TASK BRIEF:
Select all lines holding the word "email" from the entries that follow.

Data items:
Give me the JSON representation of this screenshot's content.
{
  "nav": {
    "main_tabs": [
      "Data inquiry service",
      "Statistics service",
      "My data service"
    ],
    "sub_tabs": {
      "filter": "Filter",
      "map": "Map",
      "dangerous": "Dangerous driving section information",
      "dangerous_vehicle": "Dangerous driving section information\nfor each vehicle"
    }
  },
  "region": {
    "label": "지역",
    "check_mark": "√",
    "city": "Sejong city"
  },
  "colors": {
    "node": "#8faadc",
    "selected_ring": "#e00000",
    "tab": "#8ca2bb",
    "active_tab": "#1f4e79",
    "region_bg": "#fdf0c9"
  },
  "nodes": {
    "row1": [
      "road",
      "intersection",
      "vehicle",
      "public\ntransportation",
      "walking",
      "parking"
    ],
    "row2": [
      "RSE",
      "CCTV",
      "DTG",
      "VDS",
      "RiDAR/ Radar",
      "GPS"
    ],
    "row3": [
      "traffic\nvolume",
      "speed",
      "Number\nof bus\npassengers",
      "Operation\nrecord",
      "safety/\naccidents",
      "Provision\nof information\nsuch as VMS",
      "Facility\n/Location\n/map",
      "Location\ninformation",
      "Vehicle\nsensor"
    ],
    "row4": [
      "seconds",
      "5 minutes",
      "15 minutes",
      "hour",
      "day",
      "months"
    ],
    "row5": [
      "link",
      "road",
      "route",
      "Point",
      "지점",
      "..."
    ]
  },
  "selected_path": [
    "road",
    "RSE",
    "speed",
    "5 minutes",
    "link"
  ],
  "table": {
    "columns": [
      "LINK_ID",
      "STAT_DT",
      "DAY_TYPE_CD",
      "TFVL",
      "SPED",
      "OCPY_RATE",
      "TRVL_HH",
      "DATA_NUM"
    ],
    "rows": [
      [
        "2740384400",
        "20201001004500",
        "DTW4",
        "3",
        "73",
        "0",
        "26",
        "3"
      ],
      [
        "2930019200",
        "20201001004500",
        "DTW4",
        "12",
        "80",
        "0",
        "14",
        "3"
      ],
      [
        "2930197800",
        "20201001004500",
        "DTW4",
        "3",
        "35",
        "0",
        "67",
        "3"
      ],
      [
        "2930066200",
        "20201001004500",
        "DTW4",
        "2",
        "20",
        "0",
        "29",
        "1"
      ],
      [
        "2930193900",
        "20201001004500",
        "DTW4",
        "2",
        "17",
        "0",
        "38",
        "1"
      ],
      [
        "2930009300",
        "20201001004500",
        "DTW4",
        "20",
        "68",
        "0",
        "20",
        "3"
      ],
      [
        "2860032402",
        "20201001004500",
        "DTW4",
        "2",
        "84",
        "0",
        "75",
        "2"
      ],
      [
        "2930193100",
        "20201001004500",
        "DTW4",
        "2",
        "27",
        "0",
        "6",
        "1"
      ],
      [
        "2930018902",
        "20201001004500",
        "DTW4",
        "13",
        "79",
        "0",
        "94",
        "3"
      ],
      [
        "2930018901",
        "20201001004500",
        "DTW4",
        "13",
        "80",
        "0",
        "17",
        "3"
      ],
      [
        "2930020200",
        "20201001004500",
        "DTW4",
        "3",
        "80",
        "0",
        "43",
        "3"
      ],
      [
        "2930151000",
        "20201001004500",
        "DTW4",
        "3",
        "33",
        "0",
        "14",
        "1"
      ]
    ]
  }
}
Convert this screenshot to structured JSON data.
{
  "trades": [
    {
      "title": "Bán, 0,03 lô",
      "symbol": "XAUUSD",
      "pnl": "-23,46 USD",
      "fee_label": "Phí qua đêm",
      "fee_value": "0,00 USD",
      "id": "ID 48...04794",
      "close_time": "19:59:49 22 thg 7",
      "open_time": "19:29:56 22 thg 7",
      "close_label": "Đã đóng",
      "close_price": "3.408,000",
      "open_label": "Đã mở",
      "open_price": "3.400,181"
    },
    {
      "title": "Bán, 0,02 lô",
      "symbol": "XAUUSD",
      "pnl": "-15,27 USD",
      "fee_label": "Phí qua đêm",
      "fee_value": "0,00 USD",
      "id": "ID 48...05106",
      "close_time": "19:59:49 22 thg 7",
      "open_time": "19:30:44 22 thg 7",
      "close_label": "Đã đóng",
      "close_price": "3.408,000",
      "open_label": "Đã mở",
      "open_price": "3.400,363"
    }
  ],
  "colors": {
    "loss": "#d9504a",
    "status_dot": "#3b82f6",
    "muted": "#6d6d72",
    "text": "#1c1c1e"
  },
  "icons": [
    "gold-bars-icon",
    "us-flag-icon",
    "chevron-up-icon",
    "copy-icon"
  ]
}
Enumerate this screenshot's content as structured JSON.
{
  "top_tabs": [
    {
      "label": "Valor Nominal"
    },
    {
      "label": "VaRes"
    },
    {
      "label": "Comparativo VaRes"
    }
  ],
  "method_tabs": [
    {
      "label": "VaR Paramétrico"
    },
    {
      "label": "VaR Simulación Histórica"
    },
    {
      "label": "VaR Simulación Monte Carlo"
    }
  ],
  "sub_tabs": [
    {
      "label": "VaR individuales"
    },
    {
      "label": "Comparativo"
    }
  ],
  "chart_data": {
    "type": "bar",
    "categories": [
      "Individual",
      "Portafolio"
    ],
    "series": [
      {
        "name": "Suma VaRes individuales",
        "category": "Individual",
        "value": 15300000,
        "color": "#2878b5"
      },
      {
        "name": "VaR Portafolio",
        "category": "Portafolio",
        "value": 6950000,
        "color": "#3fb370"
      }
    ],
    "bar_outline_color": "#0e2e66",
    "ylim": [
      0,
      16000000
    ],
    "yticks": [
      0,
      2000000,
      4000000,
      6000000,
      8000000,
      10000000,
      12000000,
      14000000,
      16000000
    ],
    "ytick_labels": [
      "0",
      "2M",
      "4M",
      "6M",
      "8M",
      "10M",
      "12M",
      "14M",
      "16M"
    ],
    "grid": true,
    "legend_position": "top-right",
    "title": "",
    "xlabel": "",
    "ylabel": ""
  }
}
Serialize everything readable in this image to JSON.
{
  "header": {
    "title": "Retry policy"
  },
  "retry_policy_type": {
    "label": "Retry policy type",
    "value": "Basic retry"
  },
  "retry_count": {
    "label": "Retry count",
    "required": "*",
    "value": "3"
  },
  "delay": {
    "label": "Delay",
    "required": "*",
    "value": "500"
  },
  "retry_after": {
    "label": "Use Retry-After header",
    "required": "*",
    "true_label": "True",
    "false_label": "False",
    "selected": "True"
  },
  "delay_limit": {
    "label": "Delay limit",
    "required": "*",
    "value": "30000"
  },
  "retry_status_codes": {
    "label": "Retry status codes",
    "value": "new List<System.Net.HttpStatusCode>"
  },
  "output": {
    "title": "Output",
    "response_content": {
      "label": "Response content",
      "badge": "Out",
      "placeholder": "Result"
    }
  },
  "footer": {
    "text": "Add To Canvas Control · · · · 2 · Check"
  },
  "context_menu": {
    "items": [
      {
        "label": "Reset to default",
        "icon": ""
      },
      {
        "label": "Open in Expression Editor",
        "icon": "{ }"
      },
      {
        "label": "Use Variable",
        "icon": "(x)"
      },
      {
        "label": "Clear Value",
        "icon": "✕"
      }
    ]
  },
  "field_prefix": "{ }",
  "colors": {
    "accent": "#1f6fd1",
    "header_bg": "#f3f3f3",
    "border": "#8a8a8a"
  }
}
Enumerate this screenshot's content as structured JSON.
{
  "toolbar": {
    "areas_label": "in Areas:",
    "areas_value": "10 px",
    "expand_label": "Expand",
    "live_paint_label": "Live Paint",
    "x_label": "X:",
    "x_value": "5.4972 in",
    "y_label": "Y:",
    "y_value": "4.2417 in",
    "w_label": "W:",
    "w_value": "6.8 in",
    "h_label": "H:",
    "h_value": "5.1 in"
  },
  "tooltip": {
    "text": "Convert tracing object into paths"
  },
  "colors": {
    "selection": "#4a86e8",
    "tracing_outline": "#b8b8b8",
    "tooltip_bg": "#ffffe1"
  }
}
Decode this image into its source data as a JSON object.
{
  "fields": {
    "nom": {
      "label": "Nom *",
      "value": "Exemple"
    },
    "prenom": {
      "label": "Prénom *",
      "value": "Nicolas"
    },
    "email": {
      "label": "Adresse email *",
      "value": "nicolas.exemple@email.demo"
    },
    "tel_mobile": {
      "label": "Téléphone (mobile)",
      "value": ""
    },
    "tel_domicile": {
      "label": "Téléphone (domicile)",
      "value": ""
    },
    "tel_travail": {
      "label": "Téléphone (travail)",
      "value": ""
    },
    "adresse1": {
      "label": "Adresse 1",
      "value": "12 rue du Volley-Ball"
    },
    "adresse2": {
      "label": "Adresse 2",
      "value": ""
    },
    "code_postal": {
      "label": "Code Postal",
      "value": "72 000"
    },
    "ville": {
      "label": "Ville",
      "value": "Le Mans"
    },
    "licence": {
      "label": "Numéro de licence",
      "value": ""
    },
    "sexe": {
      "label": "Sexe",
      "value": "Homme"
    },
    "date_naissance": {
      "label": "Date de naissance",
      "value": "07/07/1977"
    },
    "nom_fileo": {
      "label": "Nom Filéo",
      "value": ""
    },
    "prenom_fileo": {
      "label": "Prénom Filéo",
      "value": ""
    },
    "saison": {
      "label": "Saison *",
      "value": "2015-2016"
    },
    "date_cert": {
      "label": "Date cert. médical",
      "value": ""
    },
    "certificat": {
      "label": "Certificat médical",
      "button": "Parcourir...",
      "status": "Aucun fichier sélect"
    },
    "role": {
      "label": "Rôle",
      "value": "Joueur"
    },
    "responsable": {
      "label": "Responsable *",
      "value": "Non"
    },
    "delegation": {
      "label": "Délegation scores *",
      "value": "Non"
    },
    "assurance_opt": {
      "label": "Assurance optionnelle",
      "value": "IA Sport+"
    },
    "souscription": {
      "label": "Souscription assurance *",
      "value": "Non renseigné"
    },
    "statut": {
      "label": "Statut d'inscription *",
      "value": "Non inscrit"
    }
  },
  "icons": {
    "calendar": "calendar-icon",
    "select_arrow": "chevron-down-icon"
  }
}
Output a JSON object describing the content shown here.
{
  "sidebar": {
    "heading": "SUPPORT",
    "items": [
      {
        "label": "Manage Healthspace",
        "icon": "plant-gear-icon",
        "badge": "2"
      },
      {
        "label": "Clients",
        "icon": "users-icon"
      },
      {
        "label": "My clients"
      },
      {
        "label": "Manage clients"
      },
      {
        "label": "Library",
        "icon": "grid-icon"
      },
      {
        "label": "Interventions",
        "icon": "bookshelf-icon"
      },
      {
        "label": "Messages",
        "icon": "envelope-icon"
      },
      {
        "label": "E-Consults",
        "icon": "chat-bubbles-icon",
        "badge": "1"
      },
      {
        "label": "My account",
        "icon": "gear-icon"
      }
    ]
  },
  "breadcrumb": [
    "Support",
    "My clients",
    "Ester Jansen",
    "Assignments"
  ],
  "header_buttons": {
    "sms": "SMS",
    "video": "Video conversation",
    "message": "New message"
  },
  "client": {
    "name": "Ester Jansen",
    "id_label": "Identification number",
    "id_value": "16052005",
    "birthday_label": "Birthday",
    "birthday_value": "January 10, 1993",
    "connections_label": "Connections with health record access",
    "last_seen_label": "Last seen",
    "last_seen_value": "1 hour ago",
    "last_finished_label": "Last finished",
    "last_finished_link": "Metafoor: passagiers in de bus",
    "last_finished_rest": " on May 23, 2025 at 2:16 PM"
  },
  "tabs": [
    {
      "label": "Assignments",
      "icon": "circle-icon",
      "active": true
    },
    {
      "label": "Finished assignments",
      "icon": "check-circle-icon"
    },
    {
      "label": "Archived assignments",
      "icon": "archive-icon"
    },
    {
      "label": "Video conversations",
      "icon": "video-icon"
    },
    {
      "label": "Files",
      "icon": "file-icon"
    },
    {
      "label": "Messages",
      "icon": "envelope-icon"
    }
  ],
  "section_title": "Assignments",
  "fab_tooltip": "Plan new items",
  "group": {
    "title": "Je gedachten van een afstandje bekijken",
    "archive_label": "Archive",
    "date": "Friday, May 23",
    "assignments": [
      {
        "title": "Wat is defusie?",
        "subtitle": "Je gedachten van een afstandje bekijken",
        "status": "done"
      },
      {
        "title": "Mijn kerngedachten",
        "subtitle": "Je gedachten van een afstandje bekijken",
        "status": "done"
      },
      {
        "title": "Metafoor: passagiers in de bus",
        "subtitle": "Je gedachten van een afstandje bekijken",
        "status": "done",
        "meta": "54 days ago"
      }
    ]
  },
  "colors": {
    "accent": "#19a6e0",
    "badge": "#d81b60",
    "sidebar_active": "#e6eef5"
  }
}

THE RESULT:
    "email": {
      "label": "Adresse email *",
      "value": "nicolas.exemple@email.demo"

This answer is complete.